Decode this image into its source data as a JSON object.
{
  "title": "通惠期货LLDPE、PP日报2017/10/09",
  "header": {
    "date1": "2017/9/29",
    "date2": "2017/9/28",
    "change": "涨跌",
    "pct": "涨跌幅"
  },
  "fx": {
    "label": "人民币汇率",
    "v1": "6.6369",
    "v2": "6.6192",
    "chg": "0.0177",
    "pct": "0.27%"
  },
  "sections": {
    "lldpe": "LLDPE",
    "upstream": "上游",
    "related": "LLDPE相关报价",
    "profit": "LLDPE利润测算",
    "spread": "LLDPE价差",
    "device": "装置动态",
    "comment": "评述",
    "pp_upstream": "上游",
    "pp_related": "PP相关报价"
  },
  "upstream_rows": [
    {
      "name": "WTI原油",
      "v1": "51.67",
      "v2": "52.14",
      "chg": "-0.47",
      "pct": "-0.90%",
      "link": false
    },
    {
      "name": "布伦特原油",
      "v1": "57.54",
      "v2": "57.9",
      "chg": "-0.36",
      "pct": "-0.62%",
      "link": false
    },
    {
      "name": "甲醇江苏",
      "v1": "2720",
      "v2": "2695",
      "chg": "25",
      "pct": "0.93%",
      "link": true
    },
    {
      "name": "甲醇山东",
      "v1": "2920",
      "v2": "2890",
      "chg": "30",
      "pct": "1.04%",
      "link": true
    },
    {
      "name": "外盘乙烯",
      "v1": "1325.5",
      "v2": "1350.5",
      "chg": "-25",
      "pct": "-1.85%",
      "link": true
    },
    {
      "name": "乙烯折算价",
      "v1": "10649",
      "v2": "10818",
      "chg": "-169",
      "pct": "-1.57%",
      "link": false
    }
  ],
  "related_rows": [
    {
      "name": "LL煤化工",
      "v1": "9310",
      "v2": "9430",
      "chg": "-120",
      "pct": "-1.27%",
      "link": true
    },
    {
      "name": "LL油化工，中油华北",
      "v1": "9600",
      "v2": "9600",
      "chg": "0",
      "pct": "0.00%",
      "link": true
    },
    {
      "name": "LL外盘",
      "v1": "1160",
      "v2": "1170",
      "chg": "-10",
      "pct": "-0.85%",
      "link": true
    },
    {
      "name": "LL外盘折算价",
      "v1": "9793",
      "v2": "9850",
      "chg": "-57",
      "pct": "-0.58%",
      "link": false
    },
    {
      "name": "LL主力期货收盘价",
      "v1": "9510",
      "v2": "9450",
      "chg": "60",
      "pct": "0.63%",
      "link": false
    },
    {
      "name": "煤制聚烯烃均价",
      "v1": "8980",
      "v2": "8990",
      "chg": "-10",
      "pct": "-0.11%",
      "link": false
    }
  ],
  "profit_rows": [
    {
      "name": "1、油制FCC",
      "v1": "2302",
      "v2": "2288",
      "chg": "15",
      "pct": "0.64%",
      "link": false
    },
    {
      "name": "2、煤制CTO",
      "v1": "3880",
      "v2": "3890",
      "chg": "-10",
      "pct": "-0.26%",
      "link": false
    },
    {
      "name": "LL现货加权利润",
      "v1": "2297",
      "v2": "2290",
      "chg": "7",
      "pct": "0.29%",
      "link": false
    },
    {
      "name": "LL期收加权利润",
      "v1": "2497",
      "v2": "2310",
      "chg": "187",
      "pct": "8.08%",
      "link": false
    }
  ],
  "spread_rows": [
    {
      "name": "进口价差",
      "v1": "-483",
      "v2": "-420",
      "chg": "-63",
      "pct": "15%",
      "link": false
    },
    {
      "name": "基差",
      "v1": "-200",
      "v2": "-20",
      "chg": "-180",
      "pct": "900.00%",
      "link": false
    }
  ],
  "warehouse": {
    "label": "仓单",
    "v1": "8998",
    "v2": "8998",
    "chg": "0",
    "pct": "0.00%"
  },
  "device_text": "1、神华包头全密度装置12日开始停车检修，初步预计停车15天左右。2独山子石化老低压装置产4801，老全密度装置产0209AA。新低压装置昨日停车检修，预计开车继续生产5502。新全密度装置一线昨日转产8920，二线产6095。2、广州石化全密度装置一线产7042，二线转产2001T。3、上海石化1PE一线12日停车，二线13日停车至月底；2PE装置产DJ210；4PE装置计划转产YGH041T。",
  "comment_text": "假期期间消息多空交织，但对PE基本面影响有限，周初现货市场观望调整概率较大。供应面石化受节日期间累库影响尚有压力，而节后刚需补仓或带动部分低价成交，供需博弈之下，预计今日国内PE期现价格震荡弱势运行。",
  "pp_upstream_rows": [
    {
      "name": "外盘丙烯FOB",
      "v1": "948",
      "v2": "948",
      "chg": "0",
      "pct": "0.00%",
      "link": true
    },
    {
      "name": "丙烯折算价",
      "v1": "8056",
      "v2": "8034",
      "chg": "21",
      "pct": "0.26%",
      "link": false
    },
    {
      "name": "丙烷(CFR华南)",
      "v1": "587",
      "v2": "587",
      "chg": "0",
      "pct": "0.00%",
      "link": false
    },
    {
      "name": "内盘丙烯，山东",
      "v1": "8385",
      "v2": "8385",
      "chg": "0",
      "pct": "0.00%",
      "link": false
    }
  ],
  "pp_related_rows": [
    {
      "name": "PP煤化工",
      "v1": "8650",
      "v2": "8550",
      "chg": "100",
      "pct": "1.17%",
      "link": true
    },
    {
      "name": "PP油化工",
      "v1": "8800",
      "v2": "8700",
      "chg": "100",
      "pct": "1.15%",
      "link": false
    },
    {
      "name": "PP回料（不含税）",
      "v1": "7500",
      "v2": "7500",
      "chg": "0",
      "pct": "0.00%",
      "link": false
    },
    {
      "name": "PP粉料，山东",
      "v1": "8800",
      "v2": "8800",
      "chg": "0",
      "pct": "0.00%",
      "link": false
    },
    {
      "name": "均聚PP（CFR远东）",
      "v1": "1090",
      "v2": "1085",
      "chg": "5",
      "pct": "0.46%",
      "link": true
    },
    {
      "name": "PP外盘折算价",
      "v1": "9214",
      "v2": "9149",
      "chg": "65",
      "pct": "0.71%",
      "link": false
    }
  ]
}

■ **GIVEN PROBLEM**
Repeat each of the entries above precisely as given.

■ **THE ANSWER**
Decode this image into its source data as a JSON object.
{
  "title": "通惠期货LLDPE、PP日报2017/10/09",
  "header": {
    "date1": "2017/9/29",
    "date2": "2017/9/28",
    "change": "涨跌",
    "pct": "涨跌幅"
  },
  "fx": {
    "label": "人民币汇率",
    "v1": "6.6369",
    "v2": "6.6192",
    "chg": "0.0177",
    "pct": "0.27%"
  },
  "sections": {
    "lldpe": "LLDPE",
    "upstream": "上游",
    "related": "LLDPE相关报价",
    "profit": "LLDPE利润测算",
    "spread": "LLDPE价差",
    "device": "装置动态",
    "comment": "评述",
    "pp_upstream": "上游",
    "pp_related": "PP相关报价"
  },
  "upstream_rows": [
    {
      "name": "WTI原油",
      "v1": "51.67",
      "v2": "52.14",
      "chg": "-0.47",
      "pct": "-0.90%",
      "link": false
    },
    {
      "name": "布伦特原油",
      "v1": "57.54",
      "v2": "57.9",
      "chg": "-0.36",
      "pct": "-0.62%",
      "link": false
    },
    {
      "name": "甲醇江苏",
      "v1": "2720",
      "v2": "2695",
      "chg": "25",
      "pct": "0.93%",
      "link": true
    },
    {
      "name": "甲醇山东",
      "v1": "2920",
      "v2": "2890",
      "chg": "30",
      "pct": "1.04%",
      "link": true
    },
    {
      "name": "外盘乙烯",
      "v1": "1325.5",
      "v2": "1350.5",
      "chg": "-25",
      "pct": "-1.85%",
      "link": true
    },
    {
      "name": "乙烯折算价",
      "v1": "10649",
      "v2": "10818",
      "chg": "-169",
      "pct": "-1.57%",
      "link": false
    }
  ],
  "related_rows": [
    {
      "name": "LL煤化工",
      "v1": "9310",
      "v2": "9430",
      "chg": "-120",
      "pct": "-1.27%",
      "link": true
    },
    {
      "name": "LL油化工，中油华北",
      "v1": "9600",
      "v2": "9600",
      "chg": "0",
      "pct": "0.00%",
      "link": true
    },
    {
      "name": "LL外盘",
      "v1": "1160",
      "v2": "1170",
      "chg": "-10",
      "pct": "-0.85%",
      "link": true
    },
    {
      "name": "LL外盘折算价",
      "v1": "9793",
      "v2": "9850",
      "chg": "-57",
      "pct": "-0.58%",
      "link": false
    },
    {
      "name": "LL主力期货收盘价",
      "v1": "9510",
      "v2": "9450",
      "chg": "60",
      "pct": "0.63%",
      "link": false
    },
    {
      "name": "煤制聚烯烃均价",
      "v1": "8980",
      "v2": "8990",
      "chg": "-10",
      "pct": "-0.11%",
      "link": false
    }
  ],
  "profit_rows": [
    {
      "name": "1、油制FCC",
      "v1": "2302",
      "v2": "2288",
      "chg": "15",
      "pct": "0.64%",
      "link": false
    },
    {
      "name": "2、煤制CTO",
      "v1": "3880",
      "v2": "3890",
      "chg": "-10",
      "pct": "-0.26%",
      "link": false
    },
    {
      "name": "LL现货加权利润",
      "v1": "2297",
      "v2": "2290",
      "chg": "7",
      "pct": "0.29%",
      "link": false
    },
    {
      "name": "LL期收加权利润",
      "v1": "2497",
      "v2": "2310",
      "chg": "187",
      "pct": "8.08%",
      "link": false
    }
  ],
  "spread_rows": [
    {
      "name": "进口价差",
      "v1": "-483",
      "v2": "-420",
      "chg": "-63",
      "pct": "15%",
      "link": false
    },
    {
      "name": "基差",
      "v1": "-200",
      "v2": "-20",
      "chg": "-180",
      "pct": "900.00%",
      "link": false
    }
  ],
  "warehouse": {
    "label": "仓单",
    "v1": "8998",
    "v2": "8998",
    "chg": "0",
    "pct": "0.00%"
  },
  "device_text": "1、神华包头全密度装置12日开始停车检修，初步预计停车15天左右。2独山子石化老低压装置产4801，老全密度装置产0209AA。新低压装置昨日停车检修，预计开车继续生产5502。新全密度装置一线昨日转产8920，二线产6095。2、广州石化全密度装置一线产7042，二线转产2001T。3、上海石化1PE一线12日停车，二线13日停车至月底；2PE装置产DJ210；4PE装置计划转产YGH041T。",
  "comment_text": "假期期间消息多空交织，但对PE基本面影响有限，周初现货市场观望调整概率较大。供应面石化受节日期间累库影响尚有压力，而节后刚需补仓或带动部分低价成交，供需博弈之下，预计今日国内PE期现价格震荡弱势运行。",
  "pp_upstream_rows": [
    {
      "name": "外盘丙烯FOB",
      "v1": "948",
      "v2": "948",
      "chg": "0",
      "pct": "0.00%",
      "link": true
    },
    {
      "name": "丙烯折算价",
      "v1": "8056",
      "v2": "8034",
      "chg": "21",
      "pct": "0.26%",
      "link": false
    },
    {
      "name": "丙烷(CFR华南)",
      "v1": "587",
      "v2": "587",
      "chg": "0",
      "pct": "0.00%",
      "link": false
    },
    {
      "name": "内盘丙烯，山东",
      "v1": "8385",
      "v2": "8385",
      "chg": "0",
      "pct": "0.00%",
      "link": false
    }
  ],
  "pp_related_rows": [
    {
      "name": "PP煤化工",
      "v1": "8650",
      "v2": "8550",
      "chg": "100",
      "pct": "1.17%",
      "link": true
    },
    {
      "name": "PP油化工",
      "v1": "8800",
      "v2": "8700",
      "chg": "100",
      "pct": "1.15%",
      "link": false
    },
    {
      "name": "PP回料（不含税）",
      "v1": "7500",
      "v2": "7500",
      "chg": "0",
      "pct": "0.00%",
      "link": false
    },
    {
      "name": "PP粉料，山东",
      "v1": "8800",
      "v2": "8800",
      "chg": "0",
      "pct": "0.00%",
      "link": false
    },
    {
      "name": "均聚PP（CFR远东）",
      "v1": "1090",
      "v2": "1085",
      "chg": "5",
      "pct": "0.46%",
      "link": true
    },
    {
      "name": "PP外盘折算价",
      "v1": "9214",
      "v2": "9149",
      "chg": "65",
      "pct": "0.71%",
      "link": false
    }
  ]
}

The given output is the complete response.